─── 抜粋本文 ───
NHKに「特定秘密保護法案に対する意見書提出のお願い」を出しました。

                         2013年11月15日
日本放送協会会長
松本正之 様
               NHKを監視・激励する視聴者コミュニティ
                    共同代表 醍醐聰・湯山哲守

      特定秘密保護法案に対する意見書提出のお願い

 平素から厳正な取材に基づく、放送の提供に厚く御礼申し上げます。
 私たちNHKを監視・激励する視聴者コミュニティは、NHKが自由な取材に基づく、中立、公正な報道をなしているかに常に関心を抱き、時には苦言を、時には激励の言葉を発して参りました。
───
**課題の説明**
特定秘密保護法案に対する意見書の提出をNHKに求める依頼文の続きを、最後の文の後から書き進めてください。
─── 記録 ───
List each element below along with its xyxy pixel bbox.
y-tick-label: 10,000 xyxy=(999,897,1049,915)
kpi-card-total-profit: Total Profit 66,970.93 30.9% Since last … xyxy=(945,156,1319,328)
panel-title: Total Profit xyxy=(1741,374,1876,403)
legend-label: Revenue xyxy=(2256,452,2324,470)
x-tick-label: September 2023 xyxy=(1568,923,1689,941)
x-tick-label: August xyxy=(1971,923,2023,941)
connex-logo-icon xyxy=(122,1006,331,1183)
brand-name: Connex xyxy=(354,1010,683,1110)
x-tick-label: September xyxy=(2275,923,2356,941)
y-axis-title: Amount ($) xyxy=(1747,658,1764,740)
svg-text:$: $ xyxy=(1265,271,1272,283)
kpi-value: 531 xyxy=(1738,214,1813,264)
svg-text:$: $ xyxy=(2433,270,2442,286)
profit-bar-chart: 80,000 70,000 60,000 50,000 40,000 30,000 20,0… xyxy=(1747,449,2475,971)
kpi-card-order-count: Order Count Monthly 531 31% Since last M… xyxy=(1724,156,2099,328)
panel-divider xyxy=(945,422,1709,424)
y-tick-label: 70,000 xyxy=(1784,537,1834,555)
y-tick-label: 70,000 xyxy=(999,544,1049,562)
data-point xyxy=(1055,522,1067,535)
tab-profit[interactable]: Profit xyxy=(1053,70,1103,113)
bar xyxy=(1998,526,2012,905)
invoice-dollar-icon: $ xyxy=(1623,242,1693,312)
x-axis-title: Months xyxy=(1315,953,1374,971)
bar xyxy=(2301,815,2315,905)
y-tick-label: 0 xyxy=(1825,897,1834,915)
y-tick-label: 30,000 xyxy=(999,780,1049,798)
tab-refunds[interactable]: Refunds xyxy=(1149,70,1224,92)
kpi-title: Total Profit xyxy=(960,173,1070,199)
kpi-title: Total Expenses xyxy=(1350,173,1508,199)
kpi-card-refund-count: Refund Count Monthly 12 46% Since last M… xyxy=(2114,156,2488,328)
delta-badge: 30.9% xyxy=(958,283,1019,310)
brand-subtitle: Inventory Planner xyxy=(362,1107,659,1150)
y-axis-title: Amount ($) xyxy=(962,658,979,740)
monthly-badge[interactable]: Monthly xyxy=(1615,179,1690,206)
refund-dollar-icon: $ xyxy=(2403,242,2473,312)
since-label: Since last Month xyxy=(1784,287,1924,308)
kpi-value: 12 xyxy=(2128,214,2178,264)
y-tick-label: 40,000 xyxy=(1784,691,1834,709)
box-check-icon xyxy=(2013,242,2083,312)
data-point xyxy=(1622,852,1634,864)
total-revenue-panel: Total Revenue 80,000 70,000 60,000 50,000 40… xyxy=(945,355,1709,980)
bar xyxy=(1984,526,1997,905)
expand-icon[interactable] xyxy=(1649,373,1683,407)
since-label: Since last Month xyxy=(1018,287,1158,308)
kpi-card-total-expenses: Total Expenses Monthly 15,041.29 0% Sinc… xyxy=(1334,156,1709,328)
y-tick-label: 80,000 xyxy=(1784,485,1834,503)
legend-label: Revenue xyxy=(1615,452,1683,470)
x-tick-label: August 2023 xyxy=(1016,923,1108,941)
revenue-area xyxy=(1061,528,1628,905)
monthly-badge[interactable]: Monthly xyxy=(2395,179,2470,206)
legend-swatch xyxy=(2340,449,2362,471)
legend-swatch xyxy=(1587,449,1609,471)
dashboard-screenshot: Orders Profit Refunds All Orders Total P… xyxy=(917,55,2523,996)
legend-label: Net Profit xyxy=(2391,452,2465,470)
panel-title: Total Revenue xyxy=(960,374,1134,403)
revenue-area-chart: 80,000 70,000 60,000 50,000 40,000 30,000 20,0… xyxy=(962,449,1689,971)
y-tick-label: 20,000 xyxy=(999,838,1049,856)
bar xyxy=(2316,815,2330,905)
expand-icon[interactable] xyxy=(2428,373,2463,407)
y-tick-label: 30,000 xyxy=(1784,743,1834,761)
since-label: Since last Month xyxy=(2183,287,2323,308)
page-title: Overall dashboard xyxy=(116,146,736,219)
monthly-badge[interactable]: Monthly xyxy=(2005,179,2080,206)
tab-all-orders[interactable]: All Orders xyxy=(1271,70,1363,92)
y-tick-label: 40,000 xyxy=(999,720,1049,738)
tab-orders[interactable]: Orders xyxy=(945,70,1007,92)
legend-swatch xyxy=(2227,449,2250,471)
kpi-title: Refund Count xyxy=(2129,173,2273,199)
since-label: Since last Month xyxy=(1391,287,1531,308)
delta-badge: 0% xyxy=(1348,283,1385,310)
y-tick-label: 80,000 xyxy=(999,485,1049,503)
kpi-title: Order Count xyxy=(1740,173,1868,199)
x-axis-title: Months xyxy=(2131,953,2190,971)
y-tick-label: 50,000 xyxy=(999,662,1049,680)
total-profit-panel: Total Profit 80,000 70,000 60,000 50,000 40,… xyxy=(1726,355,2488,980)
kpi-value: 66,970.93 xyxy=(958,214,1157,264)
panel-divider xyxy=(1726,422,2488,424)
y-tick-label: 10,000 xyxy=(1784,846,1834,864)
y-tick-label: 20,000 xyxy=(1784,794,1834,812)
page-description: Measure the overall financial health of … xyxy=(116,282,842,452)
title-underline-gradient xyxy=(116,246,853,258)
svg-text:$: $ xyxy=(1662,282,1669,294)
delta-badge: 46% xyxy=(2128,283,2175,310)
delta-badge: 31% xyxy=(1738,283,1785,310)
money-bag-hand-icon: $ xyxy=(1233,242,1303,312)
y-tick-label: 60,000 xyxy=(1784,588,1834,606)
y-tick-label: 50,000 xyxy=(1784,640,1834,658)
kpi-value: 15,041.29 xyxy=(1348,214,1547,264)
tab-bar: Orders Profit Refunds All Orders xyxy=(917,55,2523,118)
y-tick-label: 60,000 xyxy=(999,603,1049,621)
───
**回答**
 ところが過日、安倍政権が特定秘密保護法案という、憲法で保障された言論の自由を圧迫する極めて深刻な法案が提出されるという事態が判明し、大いに危惧しているところであります。
 既に報道機関の集合組織でかつ貴局もその一員である新聞協会は10月2日、これに対する危惧の念を示した意見書を提出しました。特に報道機関の正当な取材に対する罰則は、取材、報道の自由によって成り立っている中立、公正な報道に多大な影響を与えるとして、(一)秘密の範囲・対象の明確化、(二)厳罰化による公務員の情報公開への萎縮、(三) 取材・報道の自由は侵害しないとの明文規定の明示、(四) 何が特定秘密に当たるかをチェックする仕組みの設定、などを求めました。

 この様な点が曖昧なままに法案が成立すれば、民主主義の根幹である「国民の知る権利」が損なわれる恐れがあると、強い危惧を表明しています。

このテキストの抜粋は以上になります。